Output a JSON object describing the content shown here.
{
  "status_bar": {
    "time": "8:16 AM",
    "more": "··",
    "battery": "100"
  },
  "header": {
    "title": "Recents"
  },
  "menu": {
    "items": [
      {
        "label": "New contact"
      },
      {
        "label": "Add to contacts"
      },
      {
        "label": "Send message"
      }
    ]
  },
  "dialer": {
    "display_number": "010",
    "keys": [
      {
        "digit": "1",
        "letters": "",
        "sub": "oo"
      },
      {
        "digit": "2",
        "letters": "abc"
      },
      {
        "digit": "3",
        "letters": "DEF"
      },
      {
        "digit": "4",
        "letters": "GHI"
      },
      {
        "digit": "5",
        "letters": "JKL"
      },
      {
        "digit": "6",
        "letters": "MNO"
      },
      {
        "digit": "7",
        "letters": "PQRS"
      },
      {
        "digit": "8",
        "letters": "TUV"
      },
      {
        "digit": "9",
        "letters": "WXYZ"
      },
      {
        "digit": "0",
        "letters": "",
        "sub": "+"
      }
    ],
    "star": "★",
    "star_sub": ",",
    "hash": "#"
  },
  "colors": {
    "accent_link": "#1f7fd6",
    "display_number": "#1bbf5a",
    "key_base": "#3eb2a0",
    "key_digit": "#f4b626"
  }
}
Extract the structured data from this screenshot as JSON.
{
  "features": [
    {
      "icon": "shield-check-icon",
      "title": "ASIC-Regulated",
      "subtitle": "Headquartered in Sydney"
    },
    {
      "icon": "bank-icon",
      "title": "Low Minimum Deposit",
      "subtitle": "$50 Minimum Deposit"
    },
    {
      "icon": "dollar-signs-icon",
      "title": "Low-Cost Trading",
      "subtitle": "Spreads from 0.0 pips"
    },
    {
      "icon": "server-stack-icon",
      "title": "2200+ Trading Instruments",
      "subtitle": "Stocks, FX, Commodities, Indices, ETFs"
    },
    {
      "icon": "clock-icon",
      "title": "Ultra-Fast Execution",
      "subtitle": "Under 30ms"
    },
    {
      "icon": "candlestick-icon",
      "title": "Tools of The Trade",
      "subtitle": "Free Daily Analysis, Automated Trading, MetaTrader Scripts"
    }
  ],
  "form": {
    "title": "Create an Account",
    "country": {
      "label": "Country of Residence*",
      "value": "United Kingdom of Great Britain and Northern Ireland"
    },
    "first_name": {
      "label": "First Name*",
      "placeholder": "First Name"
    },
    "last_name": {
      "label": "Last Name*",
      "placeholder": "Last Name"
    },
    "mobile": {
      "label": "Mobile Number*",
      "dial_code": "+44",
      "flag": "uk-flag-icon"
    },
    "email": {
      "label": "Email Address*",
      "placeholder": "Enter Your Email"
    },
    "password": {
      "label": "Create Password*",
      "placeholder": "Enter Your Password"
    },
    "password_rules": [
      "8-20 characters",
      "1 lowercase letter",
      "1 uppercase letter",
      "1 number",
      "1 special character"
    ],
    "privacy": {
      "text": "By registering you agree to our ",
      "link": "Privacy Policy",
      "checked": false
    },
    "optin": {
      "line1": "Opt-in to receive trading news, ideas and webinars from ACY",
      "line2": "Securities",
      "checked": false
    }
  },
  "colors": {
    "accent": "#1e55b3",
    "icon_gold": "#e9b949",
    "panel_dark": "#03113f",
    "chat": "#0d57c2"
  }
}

WORK TO BE COMPLETED>
Pull out each record as written and restate it exactly.

OUTPUT OF THE EXERCISE>
Output a JSON object describing the content shown here.
{
  "status_bar": {
    "time": "8:16 AM",
    "more": "··",
    "battery": "100"
  },
  "header": {
    "title": "Recents"
  },
  "menu": {
    "items": [
      {
        "label": "New contact"
      },
      {
        "label": "Add to contacts"
      },
      {
        "label": "Send message"
      }
    ]
  },
  "dialer": {
    "display_number": "010",
    "keys": [
      {
        "digit": "1",
        "letters": "",
        "sub": "oo"
      },
      {
        "digit": "2",
        "letters": "abc"
      },
      {
        "digit": "3",
        "letters": "DEF"
      },
      {
        "digit": "4",
        "letters": "GHI"
      },
      {
        "digit": "5",
        "letters": "JKL"
      },
      {
        "digit": "6",
        "letters": "MNO"
      },
      {
        "digit": "7",
        "letters": "PQRS"
      },
      {
        "digit": "8",
        "letters": "TUV"
      },
      {
        "digit": "9",
        "letters": "WXYZ"
      },
      {
        "digit": "0",
        "letters": "",
        "sub": "+"
      }
    ],
    "star": "★",
    "star_sub": ",",
    "hash": "#"
  },
  "colors": {
    "accent_link": "#1f7fd6",
    "display_number": "#1bbf5a",
    "key_base": "#3eb2a0",
    "key_digit": "#f4b626"
  }
}
Extract the structured data from this screenshot as JSON.
{
  "features": [
    {
      "icon": "shield-check-icon",
      "title": "ASIC-Regulated",
      "subtitle": "Headquartered in Sydney"
    },
    {
      "icon": "bank-icon",
      "title": "Low Minimum Deposit",
      "subtitle": "$50 Minimum Deposit"
    },
    {
      "icon": "dollar-signs-icon",
      "title": "Low-Cost Trading",
      "subtitle": "Spreads from 0.0 pips"
    },
    {
      "icon": "server-stack-icon",
      "title": "2200+ Trading Instruments",
      "subtitle": "Stocks, FX, Commodities, Indices, ETFs"
    },
    {
      "icon": "clock-icon",
      "title": "Ultra-Fast Execution",
      "subtitle": "Under 30ms"
    },
    {
      "icon": "candlestick-icon",
      "title": "Tools of The Trade",
      "subtitle": "Free Daily Analysis, Automated Trading, MetaTrader Scripts"
    }
  ],
  "form": {
    "title": "Create an Account",
    "country": {
      "label": "Country of Residence*",
      "value": "United Kingdom of Great Britain and Northern Ireland"
    },
    "first_name": {
      "label": "First Name*",
      "placeholder": "First Name"
    },
    "last_name": {
      "label": "Last Name*",
      "placeholder": "Last Name"
    },
    "mobile": {
      "label": "Mobile Number*",
      "dial_code": "+44",
      "flag": "uk-flag-icon"
    },
    "email": {
      "label": "Email Address*",
      "placeholder": "Enter Your Email"
    },
    "password": {
      "label": "Create Password*",
      "placeholder": "Enter Your Password"
    },
    "password_rules": [
      "8-20 characters",
      "1 lowercase letter",
      "1 uppercase letter",
      "1 number",
      "1 special character"
    ],
    "privacy": {
      "text": "By registering you agree to our ",
      "link": "Privacy Policy",
      "checked": false
    },
    "optin": {
      "line1": "Opt-in to receive trading news, ideas and webinars from ACY",
      "line2": "Securities",
      "checked": false
    }
  },
  "colors": {
    "accent": "#1e55b3",
    "icon_gold": "#e9b949",
    "panel_dark": "#03113f",
    "chat": "#0d57c2"
  }
}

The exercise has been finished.